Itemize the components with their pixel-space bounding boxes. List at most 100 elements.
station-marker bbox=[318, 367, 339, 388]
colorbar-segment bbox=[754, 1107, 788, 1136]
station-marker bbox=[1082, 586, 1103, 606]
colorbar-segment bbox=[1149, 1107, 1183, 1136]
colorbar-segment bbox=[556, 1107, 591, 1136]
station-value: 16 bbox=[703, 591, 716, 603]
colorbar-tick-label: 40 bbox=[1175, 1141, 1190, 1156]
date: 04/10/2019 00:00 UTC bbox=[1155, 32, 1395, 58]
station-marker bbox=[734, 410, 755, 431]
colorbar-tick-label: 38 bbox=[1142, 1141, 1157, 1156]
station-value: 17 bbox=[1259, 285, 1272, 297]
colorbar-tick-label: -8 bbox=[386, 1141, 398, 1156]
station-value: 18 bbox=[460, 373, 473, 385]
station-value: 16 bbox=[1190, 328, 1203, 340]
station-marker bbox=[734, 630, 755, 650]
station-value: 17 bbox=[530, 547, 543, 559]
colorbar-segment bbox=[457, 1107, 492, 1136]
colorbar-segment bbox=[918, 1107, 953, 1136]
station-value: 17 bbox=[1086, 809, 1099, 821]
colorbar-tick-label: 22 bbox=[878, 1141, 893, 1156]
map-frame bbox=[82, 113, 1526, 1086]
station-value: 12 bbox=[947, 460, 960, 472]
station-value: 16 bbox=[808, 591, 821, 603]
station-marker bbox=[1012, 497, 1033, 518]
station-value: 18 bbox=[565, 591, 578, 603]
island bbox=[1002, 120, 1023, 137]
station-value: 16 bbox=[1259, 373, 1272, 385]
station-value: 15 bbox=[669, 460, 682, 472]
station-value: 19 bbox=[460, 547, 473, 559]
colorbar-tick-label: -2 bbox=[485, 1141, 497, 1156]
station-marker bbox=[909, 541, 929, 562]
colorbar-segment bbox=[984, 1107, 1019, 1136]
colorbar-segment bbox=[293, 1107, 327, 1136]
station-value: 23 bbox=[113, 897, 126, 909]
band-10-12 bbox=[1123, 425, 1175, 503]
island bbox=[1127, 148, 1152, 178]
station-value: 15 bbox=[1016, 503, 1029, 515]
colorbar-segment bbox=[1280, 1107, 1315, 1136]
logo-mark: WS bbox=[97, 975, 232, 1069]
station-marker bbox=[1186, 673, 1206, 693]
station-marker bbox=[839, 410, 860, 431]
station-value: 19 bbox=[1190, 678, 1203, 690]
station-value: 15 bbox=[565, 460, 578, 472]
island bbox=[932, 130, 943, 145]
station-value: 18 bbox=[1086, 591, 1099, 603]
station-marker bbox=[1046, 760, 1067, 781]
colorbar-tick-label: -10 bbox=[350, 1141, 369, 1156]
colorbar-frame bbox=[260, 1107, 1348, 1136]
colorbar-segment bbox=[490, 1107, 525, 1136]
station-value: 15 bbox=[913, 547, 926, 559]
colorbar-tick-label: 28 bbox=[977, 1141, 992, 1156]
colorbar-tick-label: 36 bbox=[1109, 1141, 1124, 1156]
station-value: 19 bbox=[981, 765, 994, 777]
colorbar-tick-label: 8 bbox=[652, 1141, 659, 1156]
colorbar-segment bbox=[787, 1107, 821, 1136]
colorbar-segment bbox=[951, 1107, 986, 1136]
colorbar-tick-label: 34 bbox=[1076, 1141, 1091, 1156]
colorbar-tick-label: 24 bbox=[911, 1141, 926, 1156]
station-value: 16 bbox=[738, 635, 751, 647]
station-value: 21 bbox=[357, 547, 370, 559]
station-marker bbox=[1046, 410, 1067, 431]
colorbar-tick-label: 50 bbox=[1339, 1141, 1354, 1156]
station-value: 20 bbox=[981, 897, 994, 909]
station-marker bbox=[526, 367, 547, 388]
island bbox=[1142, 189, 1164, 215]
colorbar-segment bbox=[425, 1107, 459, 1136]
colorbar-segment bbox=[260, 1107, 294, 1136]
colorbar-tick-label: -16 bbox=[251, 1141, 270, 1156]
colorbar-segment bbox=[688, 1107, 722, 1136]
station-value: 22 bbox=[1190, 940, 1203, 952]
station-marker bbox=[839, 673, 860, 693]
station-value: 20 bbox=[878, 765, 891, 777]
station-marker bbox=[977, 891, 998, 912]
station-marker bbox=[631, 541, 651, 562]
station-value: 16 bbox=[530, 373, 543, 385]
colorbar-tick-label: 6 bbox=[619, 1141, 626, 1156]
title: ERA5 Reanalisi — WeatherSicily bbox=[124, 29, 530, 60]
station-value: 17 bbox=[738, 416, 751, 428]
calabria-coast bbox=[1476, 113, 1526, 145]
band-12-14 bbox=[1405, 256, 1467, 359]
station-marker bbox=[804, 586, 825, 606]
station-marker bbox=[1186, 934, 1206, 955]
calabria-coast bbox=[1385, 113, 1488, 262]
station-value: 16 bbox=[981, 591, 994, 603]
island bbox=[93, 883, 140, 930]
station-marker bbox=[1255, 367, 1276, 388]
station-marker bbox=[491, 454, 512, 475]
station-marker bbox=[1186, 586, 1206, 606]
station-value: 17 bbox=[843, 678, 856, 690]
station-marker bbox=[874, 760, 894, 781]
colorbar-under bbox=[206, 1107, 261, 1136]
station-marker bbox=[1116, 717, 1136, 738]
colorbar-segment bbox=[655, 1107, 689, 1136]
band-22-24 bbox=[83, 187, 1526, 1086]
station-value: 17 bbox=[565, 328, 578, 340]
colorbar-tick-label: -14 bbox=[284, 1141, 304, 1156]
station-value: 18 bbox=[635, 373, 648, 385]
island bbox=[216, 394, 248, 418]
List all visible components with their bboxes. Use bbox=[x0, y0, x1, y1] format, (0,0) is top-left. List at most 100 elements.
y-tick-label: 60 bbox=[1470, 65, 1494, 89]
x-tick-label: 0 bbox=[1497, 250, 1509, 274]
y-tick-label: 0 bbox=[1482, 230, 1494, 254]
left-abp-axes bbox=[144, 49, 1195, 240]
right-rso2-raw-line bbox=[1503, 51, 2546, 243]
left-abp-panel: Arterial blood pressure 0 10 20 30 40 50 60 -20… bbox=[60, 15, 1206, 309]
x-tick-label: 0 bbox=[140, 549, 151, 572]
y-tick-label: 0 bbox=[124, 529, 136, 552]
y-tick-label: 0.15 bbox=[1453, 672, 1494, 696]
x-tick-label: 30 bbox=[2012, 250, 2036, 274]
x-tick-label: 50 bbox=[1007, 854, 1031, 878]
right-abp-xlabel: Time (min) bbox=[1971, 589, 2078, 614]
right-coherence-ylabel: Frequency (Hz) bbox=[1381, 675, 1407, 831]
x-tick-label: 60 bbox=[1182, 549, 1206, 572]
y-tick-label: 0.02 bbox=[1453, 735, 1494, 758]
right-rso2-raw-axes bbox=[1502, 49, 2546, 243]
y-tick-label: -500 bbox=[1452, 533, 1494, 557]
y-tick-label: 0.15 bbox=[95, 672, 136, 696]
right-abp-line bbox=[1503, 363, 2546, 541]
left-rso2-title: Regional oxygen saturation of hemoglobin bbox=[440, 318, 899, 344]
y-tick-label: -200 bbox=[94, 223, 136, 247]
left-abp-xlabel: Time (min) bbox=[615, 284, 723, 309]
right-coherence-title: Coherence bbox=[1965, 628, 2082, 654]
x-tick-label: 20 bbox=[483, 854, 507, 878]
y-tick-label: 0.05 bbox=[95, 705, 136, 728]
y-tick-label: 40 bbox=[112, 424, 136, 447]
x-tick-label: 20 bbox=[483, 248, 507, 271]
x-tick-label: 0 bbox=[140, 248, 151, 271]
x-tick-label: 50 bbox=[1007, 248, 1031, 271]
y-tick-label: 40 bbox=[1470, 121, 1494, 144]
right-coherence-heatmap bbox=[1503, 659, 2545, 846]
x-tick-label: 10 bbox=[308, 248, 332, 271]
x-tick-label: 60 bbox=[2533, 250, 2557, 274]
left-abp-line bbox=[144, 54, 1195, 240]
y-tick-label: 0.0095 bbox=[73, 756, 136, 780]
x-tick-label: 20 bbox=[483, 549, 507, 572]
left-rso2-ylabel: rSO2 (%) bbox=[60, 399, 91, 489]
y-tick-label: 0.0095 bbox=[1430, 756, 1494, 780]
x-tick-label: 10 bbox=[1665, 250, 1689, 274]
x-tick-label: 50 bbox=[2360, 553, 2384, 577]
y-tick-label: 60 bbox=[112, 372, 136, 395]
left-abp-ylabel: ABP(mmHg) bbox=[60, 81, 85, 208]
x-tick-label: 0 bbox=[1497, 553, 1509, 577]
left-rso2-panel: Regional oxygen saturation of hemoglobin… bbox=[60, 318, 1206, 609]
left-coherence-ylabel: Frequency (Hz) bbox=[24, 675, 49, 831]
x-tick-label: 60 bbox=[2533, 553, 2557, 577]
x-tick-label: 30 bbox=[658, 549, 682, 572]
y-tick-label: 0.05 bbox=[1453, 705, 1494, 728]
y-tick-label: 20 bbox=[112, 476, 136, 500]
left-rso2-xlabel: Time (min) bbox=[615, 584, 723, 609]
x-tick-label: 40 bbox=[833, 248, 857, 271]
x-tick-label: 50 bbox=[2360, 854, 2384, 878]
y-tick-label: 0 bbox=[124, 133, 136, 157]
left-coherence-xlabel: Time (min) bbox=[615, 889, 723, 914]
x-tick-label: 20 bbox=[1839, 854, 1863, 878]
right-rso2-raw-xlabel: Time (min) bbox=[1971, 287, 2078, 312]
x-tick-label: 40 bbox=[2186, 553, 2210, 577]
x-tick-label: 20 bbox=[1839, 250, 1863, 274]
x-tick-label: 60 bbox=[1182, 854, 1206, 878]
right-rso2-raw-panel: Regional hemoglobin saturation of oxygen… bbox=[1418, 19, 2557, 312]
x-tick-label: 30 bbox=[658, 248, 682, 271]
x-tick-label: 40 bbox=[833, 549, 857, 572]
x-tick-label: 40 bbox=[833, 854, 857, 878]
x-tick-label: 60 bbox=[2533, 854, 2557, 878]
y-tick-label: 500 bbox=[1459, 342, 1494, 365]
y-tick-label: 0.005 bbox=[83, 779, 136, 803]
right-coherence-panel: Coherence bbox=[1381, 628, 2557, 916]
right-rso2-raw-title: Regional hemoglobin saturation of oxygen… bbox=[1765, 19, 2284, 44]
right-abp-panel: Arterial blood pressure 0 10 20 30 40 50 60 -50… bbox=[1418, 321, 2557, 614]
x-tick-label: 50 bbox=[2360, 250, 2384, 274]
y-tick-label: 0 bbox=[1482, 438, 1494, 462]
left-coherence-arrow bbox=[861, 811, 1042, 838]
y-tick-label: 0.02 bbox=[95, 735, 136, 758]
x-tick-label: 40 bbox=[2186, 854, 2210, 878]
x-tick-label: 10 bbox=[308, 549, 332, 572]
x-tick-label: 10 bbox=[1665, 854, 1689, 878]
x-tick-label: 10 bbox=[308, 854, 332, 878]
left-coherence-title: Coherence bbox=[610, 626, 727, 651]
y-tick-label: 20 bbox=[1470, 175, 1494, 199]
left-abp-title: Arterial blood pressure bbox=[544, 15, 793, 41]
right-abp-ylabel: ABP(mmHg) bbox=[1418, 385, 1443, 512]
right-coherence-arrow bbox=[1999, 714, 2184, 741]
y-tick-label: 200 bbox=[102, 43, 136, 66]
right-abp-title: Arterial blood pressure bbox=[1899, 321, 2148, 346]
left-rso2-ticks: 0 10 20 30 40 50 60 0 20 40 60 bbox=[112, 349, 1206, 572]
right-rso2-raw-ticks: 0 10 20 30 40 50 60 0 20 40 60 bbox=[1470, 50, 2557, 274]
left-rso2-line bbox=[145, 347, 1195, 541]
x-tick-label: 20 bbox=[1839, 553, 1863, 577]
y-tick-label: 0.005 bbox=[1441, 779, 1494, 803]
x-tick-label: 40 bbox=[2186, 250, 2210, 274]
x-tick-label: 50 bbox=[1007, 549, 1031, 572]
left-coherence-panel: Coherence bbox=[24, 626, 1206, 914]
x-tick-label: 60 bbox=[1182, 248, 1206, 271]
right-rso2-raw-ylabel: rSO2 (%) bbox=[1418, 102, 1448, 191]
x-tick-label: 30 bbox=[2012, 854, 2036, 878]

◆ ◆ ◆ ◆

Copy verbatim each line from the beginning of the entries through the one containing "date: 04/10/2019 00:00", both ends included.

(Problem solution):
Itemize the components with their pixel-space bounding boxes. List at most 100 elements.
station-marker bbox=[318, 367, 339, 388]
colorbar-segment bbox=[754, 1107, 788, 1136]
station-marker bbox=[1082, 586, 1103, 606]
colorbar-segment bbox=[1149, 1107, 1183, 1136]
colorbar-segment bbox=[556, 1107, 591, 1136]
station-value: 16 bbox=[703, 591, 716, 603]
colorbar-tick-label: 40 bbox=[1175, 1141, 1190, 1156]
date: 04/10/2019 00:00 UTC bbox=[1155, 32, 1395, 58]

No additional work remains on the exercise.